▶ [Exercise directions]: Scan the lines below for the string "title" and report how many lines contain it, giving only the number.

▶ [Data provided]:
%%
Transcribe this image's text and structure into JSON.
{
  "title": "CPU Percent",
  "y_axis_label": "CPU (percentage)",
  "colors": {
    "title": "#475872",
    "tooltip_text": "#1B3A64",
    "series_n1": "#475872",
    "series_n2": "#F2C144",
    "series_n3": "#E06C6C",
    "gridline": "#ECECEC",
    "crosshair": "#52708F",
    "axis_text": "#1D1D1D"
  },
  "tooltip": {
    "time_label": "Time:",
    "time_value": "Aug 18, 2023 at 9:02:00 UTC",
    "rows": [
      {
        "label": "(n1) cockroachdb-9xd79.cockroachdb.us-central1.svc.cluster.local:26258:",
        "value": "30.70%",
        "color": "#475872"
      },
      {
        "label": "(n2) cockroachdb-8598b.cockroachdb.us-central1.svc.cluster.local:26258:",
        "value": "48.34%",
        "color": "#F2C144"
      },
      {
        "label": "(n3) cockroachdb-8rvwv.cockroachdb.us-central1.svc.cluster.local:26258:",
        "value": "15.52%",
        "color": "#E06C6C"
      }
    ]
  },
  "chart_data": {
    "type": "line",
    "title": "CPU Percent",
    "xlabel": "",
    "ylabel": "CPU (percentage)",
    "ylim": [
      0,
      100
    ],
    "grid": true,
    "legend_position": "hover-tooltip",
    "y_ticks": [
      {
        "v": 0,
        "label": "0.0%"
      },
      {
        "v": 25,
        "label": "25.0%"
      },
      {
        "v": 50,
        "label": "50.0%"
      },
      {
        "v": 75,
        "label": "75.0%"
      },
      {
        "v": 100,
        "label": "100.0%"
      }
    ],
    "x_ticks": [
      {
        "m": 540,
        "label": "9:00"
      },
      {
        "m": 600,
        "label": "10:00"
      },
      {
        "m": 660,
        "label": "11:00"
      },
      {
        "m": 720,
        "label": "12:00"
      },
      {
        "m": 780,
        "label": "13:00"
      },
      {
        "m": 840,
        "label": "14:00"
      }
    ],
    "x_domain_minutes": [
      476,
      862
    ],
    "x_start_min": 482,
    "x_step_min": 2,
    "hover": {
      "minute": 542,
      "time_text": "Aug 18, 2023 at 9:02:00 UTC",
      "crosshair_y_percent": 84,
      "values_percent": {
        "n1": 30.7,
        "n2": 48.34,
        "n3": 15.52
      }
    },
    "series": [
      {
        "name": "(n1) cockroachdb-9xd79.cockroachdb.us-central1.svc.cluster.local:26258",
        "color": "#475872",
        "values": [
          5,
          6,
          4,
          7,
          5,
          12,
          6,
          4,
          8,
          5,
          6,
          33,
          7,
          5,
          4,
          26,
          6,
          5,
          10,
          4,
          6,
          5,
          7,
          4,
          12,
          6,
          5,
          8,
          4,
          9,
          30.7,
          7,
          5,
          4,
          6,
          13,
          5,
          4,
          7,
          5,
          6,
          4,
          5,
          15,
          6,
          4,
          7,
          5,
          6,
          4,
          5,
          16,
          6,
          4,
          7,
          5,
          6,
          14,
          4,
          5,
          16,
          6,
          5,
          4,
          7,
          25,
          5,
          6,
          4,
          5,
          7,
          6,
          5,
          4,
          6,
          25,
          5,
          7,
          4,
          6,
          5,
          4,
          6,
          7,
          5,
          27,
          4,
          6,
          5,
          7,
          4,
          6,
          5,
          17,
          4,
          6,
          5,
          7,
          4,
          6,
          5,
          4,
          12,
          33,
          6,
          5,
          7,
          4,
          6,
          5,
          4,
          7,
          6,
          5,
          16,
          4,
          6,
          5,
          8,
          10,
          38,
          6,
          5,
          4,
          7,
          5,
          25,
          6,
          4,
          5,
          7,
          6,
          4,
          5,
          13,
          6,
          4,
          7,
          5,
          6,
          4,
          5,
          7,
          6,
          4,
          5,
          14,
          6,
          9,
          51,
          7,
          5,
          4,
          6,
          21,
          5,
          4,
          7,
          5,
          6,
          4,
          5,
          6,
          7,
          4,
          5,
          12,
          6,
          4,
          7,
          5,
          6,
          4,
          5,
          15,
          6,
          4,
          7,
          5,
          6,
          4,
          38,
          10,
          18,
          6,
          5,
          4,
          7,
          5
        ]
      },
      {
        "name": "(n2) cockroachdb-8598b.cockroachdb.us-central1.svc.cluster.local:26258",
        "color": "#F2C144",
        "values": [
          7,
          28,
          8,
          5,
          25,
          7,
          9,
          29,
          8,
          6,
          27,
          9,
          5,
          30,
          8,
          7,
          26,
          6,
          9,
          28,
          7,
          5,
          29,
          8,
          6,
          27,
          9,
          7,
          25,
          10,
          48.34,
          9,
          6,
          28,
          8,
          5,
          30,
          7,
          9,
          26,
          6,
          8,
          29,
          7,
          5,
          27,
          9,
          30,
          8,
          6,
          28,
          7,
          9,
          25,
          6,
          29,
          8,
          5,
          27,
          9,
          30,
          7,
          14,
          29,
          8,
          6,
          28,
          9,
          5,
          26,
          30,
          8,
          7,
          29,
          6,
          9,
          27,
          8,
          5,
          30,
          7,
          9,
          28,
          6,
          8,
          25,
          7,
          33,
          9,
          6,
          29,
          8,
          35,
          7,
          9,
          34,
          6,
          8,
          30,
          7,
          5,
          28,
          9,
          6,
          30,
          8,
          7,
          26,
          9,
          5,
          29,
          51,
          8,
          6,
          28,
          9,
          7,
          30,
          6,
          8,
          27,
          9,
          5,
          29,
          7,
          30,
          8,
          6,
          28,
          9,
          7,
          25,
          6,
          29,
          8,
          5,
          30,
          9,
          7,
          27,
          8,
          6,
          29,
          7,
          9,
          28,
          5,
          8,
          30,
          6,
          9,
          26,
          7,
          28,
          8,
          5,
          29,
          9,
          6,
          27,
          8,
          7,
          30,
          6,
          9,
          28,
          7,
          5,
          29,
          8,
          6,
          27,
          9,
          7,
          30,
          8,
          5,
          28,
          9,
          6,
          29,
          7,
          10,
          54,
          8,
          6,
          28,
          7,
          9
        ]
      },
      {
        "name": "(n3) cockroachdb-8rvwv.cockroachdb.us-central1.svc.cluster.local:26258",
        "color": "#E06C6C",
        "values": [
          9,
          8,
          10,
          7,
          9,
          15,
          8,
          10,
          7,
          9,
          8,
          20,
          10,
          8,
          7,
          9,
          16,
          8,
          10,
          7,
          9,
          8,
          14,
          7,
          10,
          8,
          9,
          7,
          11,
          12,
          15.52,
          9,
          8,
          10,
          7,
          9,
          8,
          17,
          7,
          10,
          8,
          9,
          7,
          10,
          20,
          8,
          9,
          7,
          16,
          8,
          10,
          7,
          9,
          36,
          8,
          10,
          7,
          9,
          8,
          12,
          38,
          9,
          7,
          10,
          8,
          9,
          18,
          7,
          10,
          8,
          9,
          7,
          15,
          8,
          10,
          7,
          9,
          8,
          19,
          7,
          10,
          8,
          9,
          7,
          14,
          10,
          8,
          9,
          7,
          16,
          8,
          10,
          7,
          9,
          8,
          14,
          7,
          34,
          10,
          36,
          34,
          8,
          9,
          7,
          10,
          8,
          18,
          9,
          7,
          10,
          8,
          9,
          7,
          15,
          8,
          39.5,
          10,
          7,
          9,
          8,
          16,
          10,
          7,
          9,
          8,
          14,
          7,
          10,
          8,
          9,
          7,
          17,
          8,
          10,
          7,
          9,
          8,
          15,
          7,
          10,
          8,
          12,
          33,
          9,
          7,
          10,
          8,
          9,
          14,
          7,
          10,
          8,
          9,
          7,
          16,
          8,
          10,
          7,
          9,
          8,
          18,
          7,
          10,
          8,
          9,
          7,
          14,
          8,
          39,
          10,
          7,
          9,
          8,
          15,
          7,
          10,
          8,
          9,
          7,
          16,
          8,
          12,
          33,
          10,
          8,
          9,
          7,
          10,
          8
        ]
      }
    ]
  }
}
%%
▶ [Solution for this exercise]: 3